> **What the exercise asks**
Sort through the data and copy the lines holding the word "structured".

Dataset records
○ ○ ○ ○

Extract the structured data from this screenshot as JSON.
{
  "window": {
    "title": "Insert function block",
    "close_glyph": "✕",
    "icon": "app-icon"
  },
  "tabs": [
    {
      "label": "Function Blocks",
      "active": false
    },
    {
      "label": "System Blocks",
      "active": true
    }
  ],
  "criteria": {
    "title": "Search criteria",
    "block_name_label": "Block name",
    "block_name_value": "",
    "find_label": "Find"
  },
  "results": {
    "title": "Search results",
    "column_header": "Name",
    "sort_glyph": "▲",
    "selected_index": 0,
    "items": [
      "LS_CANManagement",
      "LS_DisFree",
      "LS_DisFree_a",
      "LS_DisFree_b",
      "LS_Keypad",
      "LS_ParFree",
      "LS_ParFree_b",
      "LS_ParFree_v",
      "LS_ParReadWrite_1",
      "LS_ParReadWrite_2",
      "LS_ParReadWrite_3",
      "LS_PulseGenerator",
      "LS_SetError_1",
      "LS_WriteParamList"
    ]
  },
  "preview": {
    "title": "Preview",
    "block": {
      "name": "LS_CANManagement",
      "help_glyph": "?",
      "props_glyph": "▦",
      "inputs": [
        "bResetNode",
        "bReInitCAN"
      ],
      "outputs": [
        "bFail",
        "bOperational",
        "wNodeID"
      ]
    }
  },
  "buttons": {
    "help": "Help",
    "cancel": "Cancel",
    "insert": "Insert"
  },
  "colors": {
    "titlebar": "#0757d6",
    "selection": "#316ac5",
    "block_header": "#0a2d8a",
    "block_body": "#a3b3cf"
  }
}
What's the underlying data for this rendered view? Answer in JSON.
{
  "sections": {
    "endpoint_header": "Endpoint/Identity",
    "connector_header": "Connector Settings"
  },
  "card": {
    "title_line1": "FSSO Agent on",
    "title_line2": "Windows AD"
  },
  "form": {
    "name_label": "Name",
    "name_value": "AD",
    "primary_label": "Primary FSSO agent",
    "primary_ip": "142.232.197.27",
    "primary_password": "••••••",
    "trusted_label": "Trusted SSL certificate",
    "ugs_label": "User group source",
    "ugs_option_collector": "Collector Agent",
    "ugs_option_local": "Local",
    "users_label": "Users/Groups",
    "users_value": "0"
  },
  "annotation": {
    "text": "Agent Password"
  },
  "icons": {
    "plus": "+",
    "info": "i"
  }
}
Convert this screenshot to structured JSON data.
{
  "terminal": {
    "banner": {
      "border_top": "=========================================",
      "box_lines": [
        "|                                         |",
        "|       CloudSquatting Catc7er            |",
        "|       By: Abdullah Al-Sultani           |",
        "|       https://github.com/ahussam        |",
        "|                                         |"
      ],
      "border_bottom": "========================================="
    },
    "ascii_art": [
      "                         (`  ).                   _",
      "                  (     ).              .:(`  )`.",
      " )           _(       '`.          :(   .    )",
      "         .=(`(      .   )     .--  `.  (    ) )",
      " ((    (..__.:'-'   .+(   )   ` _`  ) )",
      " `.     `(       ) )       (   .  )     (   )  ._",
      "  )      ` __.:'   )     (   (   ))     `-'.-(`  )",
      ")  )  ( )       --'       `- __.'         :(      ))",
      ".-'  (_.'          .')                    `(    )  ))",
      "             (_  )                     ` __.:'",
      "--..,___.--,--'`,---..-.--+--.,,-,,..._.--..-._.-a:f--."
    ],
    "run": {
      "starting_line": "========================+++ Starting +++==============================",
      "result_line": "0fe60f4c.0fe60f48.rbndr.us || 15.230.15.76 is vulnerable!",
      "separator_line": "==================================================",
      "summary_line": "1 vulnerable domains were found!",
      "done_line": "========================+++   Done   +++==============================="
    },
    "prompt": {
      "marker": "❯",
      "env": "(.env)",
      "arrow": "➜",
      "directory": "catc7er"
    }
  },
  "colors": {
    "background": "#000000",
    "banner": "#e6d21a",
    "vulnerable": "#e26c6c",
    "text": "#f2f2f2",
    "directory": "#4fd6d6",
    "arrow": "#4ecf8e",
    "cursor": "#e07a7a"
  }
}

○ ○ ○ ○

> **Correct result**
Extract the structured data from this screenshot as JSON.
Convert this screenshot to structured JSON data.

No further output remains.